▶ Instructions for the task: Locate each line below that includes "εξαρτάται" and reproduce it.
##########
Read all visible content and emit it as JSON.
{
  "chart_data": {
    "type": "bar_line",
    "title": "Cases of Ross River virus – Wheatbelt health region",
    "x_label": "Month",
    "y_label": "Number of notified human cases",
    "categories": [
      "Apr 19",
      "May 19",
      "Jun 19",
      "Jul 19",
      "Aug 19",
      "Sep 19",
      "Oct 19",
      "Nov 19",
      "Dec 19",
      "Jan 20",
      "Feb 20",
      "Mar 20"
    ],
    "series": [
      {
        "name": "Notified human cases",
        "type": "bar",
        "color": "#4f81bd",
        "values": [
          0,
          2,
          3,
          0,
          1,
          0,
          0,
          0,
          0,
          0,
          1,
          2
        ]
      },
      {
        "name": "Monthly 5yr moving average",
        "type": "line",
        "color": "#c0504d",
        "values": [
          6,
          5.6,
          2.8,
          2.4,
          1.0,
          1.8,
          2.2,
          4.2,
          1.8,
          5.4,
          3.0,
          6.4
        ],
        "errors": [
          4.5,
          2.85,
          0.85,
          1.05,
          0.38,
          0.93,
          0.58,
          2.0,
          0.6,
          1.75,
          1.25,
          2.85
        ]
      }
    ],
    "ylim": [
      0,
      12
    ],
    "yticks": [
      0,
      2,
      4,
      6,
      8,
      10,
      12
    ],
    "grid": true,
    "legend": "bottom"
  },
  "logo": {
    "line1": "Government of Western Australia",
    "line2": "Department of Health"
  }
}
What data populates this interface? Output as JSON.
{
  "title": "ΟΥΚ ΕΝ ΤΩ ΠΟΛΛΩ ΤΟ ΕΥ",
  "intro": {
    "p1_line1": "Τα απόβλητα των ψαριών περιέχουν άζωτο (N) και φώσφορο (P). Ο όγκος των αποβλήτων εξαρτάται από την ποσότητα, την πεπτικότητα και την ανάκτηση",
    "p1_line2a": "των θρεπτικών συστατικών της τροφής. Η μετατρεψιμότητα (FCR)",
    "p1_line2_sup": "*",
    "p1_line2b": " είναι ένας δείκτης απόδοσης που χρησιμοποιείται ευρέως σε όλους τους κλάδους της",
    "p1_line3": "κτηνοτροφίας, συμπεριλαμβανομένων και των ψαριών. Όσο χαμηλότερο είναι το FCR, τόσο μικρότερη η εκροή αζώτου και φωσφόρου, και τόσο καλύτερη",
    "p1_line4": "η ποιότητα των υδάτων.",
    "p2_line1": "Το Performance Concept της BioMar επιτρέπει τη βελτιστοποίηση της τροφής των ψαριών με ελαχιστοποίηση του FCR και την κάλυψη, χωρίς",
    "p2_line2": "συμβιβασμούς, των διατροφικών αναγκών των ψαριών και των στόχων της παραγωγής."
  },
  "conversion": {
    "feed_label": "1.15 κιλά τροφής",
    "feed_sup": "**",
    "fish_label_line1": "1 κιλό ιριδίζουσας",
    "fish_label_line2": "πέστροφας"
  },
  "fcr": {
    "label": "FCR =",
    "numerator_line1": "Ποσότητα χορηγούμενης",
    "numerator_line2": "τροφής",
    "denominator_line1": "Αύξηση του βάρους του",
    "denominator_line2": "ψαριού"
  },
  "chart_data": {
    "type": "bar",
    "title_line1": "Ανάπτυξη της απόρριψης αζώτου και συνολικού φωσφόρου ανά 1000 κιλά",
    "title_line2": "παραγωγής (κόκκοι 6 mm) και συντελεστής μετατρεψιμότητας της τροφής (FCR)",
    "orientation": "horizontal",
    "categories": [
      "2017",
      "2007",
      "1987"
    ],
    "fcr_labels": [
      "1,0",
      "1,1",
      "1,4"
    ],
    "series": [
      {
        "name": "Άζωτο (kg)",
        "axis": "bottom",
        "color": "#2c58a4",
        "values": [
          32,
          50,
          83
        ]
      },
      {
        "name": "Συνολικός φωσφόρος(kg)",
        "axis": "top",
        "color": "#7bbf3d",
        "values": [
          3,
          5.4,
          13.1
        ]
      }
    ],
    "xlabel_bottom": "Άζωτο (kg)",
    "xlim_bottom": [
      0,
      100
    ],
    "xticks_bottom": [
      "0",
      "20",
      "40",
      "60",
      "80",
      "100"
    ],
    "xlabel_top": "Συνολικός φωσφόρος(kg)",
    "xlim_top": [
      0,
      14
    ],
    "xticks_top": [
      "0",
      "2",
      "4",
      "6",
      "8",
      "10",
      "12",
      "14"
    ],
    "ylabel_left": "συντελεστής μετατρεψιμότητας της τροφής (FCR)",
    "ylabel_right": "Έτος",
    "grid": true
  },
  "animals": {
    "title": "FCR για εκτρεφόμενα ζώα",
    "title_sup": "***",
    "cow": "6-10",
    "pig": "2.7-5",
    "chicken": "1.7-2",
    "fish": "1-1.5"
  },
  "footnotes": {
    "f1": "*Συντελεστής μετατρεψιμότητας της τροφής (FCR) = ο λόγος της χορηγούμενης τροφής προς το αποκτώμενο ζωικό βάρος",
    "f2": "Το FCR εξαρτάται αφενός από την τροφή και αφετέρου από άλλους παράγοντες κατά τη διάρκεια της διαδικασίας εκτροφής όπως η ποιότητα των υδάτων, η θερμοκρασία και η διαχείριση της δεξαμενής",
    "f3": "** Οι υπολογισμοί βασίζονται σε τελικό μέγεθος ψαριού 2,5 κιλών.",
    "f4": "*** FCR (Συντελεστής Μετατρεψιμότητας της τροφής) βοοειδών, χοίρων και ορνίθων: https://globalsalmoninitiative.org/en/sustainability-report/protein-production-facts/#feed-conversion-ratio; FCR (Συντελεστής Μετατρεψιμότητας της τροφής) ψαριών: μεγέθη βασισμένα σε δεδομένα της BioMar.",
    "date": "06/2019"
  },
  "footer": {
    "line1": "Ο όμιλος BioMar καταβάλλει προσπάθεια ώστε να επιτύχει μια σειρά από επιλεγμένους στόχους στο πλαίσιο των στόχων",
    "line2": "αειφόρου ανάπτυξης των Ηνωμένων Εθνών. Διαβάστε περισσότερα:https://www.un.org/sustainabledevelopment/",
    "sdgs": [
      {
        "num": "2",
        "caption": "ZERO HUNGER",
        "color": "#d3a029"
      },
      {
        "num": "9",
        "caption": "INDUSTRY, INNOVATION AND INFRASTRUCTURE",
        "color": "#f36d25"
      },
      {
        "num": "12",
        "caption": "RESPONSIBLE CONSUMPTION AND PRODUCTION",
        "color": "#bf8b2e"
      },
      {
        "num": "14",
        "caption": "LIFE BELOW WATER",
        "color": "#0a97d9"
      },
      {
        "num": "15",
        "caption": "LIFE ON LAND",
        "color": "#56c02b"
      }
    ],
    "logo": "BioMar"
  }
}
##########
▶ Exercise response:
    "p1_line1": "Τα απόβλητα των ψαριών περιέχουν άζωτο (N) και φώσφορο (P). Ο όγκος των αποβλήτων εξαρτάται από την ποσότητα, την πεπτικότητα και την ανάκτηση",
    "f2": "Το FCR εξαρτάται αφενός από την τροφή και αφετέρου από άλλους παράγοντες κατά τη διάρκεια της διαδικασίας εκτροφής όπως η ποιότητα των υδάτων, η θερμοκρασία και η διαχείριση της δεξαμενής",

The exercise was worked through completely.